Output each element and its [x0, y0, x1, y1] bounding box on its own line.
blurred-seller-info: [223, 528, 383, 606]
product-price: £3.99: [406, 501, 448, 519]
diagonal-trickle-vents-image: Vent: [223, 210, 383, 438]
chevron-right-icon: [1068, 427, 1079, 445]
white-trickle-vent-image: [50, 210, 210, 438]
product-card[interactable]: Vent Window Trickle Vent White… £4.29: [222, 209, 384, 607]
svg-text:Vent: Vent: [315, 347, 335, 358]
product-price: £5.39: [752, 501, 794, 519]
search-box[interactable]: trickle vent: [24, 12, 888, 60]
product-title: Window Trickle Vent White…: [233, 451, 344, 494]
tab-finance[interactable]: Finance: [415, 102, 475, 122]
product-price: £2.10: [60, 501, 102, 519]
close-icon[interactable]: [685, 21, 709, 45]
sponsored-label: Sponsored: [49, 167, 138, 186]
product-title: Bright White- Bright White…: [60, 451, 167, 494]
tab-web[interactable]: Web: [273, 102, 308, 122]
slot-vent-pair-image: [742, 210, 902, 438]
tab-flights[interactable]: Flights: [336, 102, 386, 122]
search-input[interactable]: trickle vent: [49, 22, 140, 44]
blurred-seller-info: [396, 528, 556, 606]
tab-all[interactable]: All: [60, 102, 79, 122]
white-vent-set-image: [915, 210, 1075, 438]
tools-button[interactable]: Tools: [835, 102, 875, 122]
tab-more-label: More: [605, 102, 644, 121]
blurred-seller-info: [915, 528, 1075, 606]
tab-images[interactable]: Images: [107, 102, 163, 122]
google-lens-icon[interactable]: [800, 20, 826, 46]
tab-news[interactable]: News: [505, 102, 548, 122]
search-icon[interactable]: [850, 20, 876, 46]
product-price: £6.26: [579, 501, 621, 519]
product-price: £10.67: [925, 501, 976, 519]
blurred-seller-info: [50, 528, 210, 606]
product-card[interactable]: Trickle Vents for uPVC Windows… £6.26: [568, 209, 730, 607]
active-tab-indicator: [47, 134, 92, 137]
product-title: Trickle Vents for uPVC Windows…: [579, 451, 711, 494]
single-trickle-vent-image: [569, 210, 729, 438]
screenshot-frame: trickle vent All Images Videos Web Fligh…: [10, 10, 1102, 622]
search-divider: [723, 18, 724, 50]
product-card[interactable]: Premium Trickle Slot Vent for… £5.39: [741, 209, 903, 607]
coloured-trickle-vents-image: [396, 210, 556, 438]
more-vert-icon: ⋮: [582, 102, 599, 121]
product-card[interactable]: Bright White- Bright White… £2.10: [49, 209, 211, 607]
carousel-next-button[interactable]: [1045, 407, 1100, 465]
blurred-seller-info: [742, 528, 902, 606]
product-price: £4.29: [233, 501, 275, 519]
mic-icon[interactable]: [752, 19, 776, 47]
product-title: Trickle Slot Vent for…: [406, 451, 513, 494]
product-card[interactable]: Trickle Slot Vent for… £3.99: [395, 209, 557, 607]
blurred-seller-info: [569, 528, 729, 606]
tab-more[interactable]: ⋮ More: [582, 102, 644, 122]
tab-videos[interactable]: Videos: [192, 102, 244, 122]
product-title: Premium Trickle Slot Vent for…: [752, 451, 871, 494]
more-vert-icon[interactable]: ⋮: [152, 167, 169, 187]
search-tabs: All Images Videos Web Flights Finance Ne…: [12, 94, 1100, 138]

**Set task**:
Copy every line of the records above without changing anything.

**Correct answer**:
Output each element and its [x0, y0, x1, y1] bounding box on its own line.
blurred-seller-info: [223, 528, 383, 606]
product-price: £3.99: [406, 501, 448, 519]
diagonal-trickle-vents-image: Vent: [223, 210, 383, 438]
chevron-right-icon: [1068, 427, 1079, 445]
white-trickle-vent-image: [50, 210, 210, 438]
product-card[interactable]: Vent Window Trickle Vent White… £4.29: [222, 209, 384, 607]
svg-text:Vent: Vent: [315, 347, 335, 358]
product-price: £5.39: [752, 501, 794, 519]
search-box[interactable]: trickle vent: [24, 12, 888, 60]
product-title: Window Trickle Vent White…: [233, 451, 344, 494]
tab-finance[interactable]: Finance: [415, 102, 475, 122]
product-price: £2.10: [60, 501, 102, 519]
close-icon[interactable]: [685, 21, 709, 45]
sponsored-label: Sponsored: [49, 167, 138, 186]
product-title: Bright White- Bright White…: [60, 451, 167, 494]
tab-web[interactable]: Web: [273, 102, 308, 122]
slot-vent-pair-image: [742, 210, 902, 438]
tab-flights[interactable]: Flights: [336, 102, 386, 122]
search-input[interactable]: trickle vent: [49, 22, 140, 44]
blurred-seller-info: [396, 528, 556, 606]
tab-all[interactable]: All: [60, 102, 79, 122]
white-vent-set-image: [915, 210, 1075, 438]
tools-button[interactable]: Tools: [835, 102, 875, 122]
tab-more-label: More: [605, 102, 644, 121]
blurred-seller-info: [915, 528, 1075, 606]
tab-images[interactable]: Images: [107, 102, 163, 122]
google-lens-icon[interactable]: [800, 20, 826, 46]
tab-news[interactable]: News: [505, 102, 548, 122]
search-icon[interactable]: [850, 20, 876, 46]
product-price: £6.26: [579, 501, 621, 519]
product-price: £10.67: [925, 501, 976, 519]
blurred-seller-info: [50, 528, 210, 606]
product-card[interactable]: Trickle Vents for uPVC Windows… £6.26: [568, 209, 730, 607]
active-tab-indicator: [47, 134, 92, 137]
product-title: Trickle Vents for uPVC Windows…: [579, 451, 711, 494]
single-trickle-vent-image: [569, 210, 729, 438]
screenshot-frame: trickle vent All Images Videos Web Fligh…: [10, 10, 1102, 622]
search-divider: [723, 18, 724, 50]
product-card[interactable]: Premium Trickle Slot Vent for… £5.39: [741, 209, 903, 607]
coloured-trickle-vents-image: [396, 210, 556, 438]
more-vert-icon: ⋮: [582, 102, 599, 121]
product-card[interactable]: Bright White- Bright White… £2.10: [49, 209, 211, 607]
carousel-next-button[interactable]: [1045, 407, 1100, 465]
blurred-seller-info: [742, 528, 902, 606]
product-price: £4.29: [233, 501, 275, 519]
mic-icon[interactable]: [752, 19, 776, 47]
product-title: Trickle Slot Vent for…: [406, 451, 513, 494]
product-card[interactable]: Trickle Slot Vent for… £3.99: [395, 209, 557, 607]
blurred-seller-info: [569, 528, 729, 606]
tab-more[interactable]: ⋮ More: [582, 102, 644, 122]
tab-videos[interactable]: Videos: [192, 102, 244, 122]
product-title: Premium Trickle Slot Vent for…: [752, 451, 871, 494]
more-vert-icon[interactable]: ⋮: [152, 167, 169, 187]
search-tabs: All Images Videos Web Flights Finance Ne…: [12, 94, 1100, 138]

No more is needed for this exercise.